╔══

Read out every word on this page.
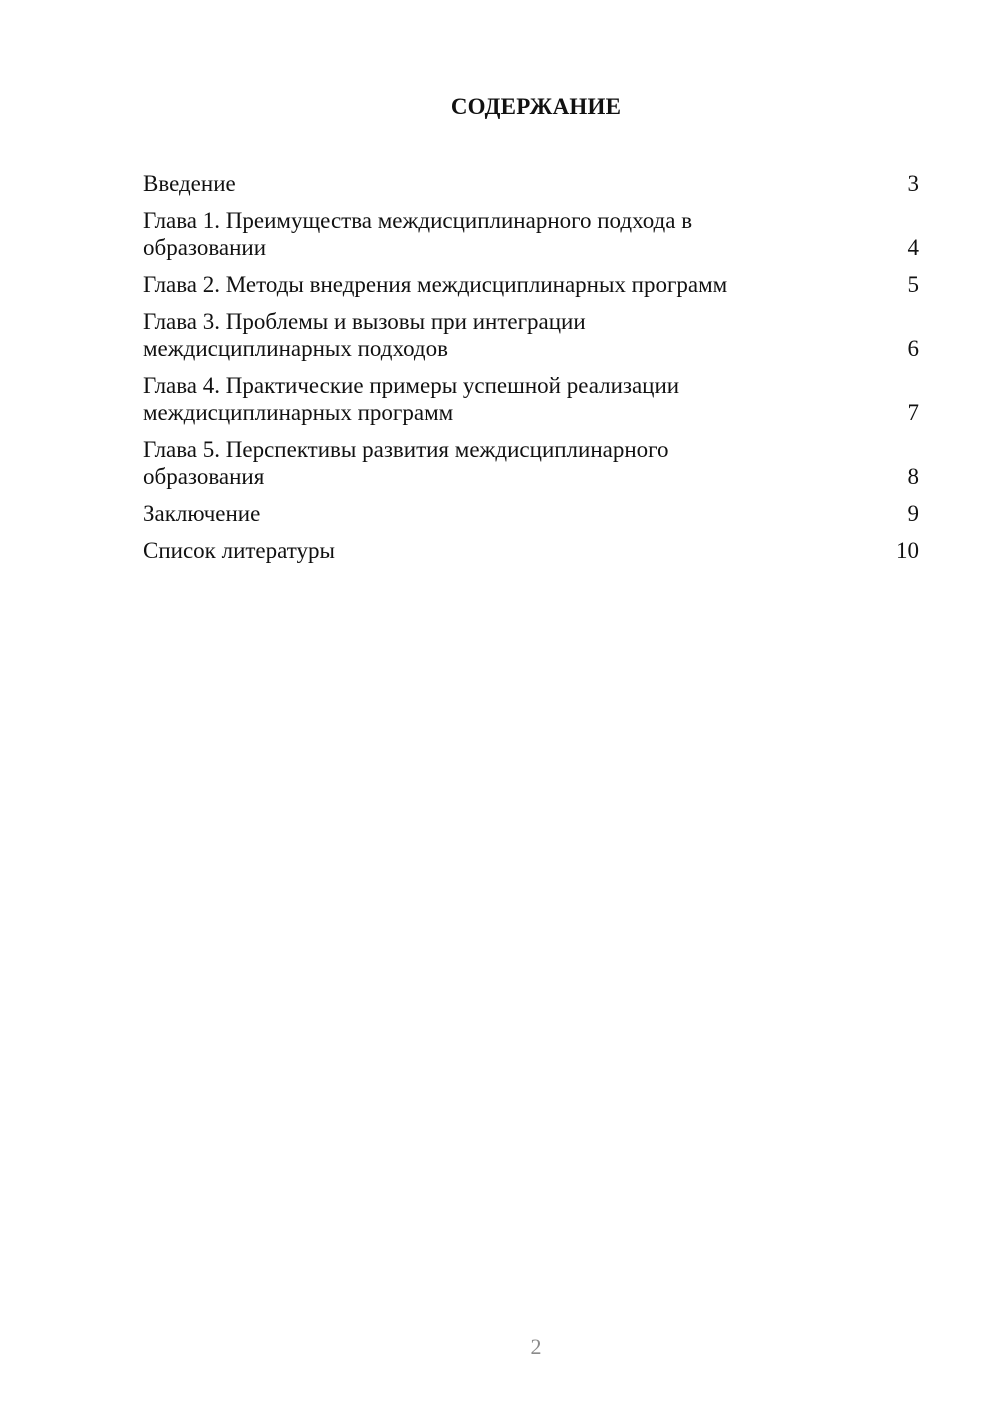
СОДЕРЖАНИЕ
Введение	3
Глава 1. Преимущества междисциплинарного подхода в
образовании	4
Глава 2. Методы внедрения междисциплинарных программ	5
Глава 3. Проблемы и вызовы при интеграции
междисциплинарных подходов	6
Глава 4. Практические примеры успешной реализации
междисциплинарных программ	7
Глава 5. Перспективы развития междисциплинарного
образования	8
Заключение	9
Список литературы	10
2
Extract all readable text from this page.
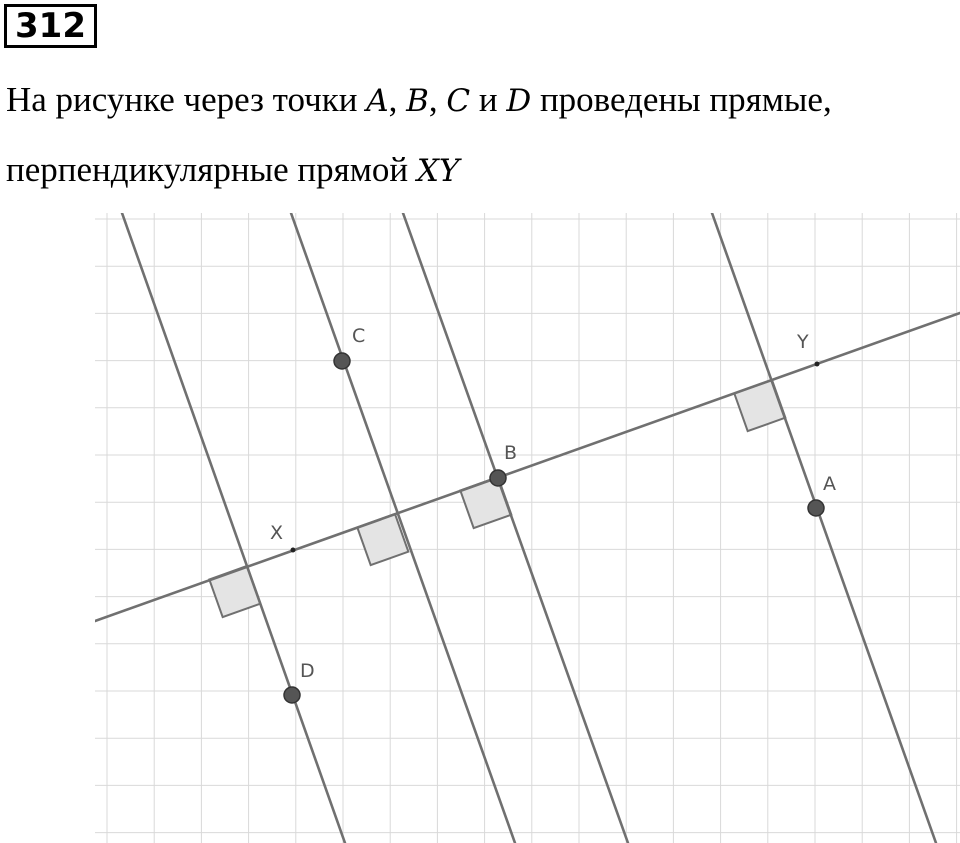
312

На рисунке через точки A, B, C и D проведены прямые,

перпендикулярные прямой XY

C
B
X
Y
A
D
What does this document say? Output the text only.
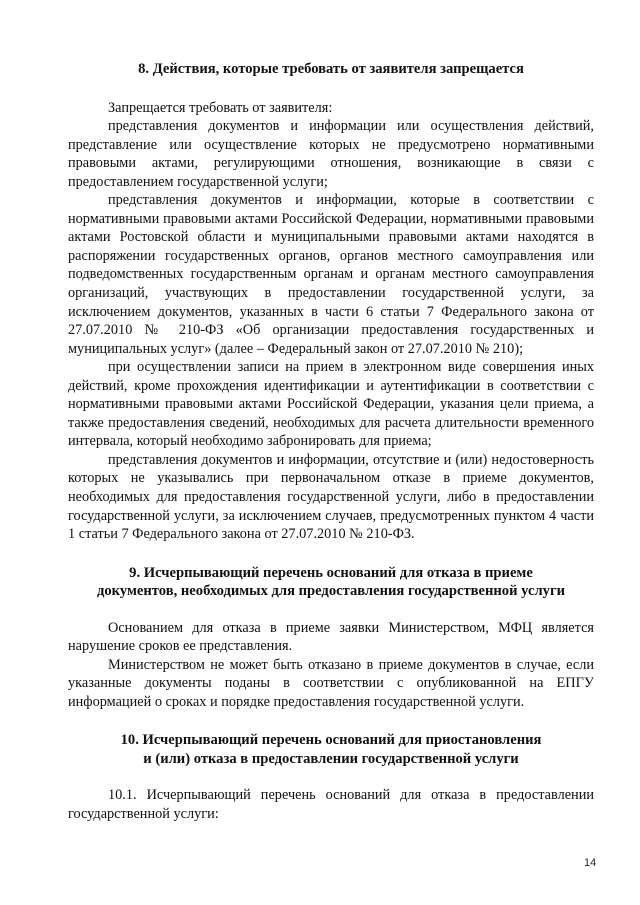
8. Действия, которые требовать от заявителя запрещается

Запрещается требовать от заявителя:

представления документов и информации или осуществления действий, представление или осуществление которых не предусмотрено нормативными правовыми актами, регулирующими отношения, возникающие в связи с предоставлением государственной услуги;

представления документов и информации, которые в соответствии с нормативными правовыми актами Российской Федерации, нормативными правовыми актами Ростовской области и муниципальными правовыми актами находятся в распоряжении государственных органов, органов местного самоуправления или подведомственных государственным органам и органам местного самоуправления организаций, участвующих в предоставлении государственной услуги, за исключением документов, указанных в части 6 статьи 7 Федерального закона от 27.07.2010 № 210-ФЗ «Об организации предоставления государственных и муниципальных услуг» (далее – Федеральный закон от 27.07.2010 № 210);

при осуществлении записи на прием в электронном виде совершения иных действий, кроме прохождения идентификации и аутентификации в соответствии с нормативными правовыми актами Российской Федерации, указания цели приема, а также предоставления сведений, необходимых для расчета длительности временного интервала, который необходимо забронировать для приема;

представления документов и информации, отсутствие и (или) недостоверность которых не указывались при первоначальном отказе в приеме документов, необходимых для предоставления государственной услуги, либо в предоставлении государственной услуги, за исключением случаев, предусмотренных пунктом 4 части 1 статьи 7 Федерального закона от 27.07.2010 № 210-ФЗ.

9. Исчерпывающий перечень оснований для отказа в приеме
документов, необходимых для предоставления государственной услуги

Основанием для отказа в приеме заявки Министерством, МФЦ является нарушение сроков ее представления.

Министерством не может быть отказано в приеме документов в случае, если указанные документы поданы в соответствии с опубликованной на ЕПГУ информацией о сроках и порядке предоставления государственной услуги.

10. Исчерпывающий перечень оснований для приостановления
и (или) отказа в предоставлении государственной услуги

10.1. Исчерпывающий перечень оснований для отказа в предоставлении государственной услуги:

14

╚══

-- EXERCISE AIM --
None of the pictures should appear; repeat the records exactly otherwise.

-- ANSWER BELOW --
Read out every word on this page.
СОДЕРЖАНИЕ
Введение	3
Глава 1. Преимущества междисциплинарного подхода в
образовании	4
Глава 2. Методы внедрения междисциплинарных программ	5
Глава 3. Проблемы и вызовы при интеграции
междисциплинарных подходов	6
Глава 4. Практические примеры успешной реализации
междисциплинарных программ	7
Глава 5. Перспективы развития междисциплинарного
образования	8
Заключение	9
Список литературы	10
2
Extract all readable text from this page.
312

На рисунке через точки A, B, C и D проведены прямые,

перпендикулярные прямой XY

C
B
X
Y
A
D
What does this document say? Output the text only.
8. Действия, которые требовать от заявителя запрещается

Запрещается требовать от заявителя:

представления документов и информации или осуществления действий, представление или осуществление которых не предусмотрено нормативными правовыми актами, регулирующими отношения, возникающие в связи с предоставлением государственной услуги;

представления документов и информации, которые в соответствии с нормативными правовыми актами Российской Федерации, нормативными правовыми актами Ростовской области и муниципальными правовыми актами находятся в распоряжении государственных органов, органов местного самоуправления или подведомственных государственным органам и органам местного самоуправления организаций, участвующих в предоставлении государственной услуги, за исключением документов, указанных в части 6 статьи 7 Федерального закона от 27.07.2010 № 210-ФЗ «Об организации предоставления государственных и муниципальных услуг» (далее – Федеральный закон от 27.07.2010 № 210);

при осуществлении записи на прием в электронном виде совершения иных действий, кроме прохождения идентификации и аутентификации в соответствии с нормативными правовыми актами Российской Федерации, указания цели приема, а также предоставления сведений, необходимых для расчета длительности временного интервала, который необходимо забронировать для приема;

представления документов и информации, отсутствие и (или) недостоверность которых не указывались при первоначальном отказе в приеме документов, необходимых для предоставления государственной услуги, либо в предоставлении государственной услуги, за исключением случаев, предусмотренных пунктом 4 части 1 статьи 7 Федерального закона от 27.07.2010 № 210-ФЗ.

9. Исчерпывающий перечень оснований для отказа в приеме
документов, необходимых для предоставления государственной услуги

Основанием для отказа в приеме заявки Министерством, МФЦ является нарушение сроков ее представления.

Министерством не может быть отказано в приеме документов в случае, если указанные документы поданы в соответствии с опубликованной на ЕПГУ информацией о сроках и порядке предоставления государственной услуги.

10. Исчерпывающий перечень оснований для приостановления
и (или) отказа в предоставлении государственной услуги

10.1. Исчерпывающий перечень оснований для отказа в предоставлении государственной услуги:

14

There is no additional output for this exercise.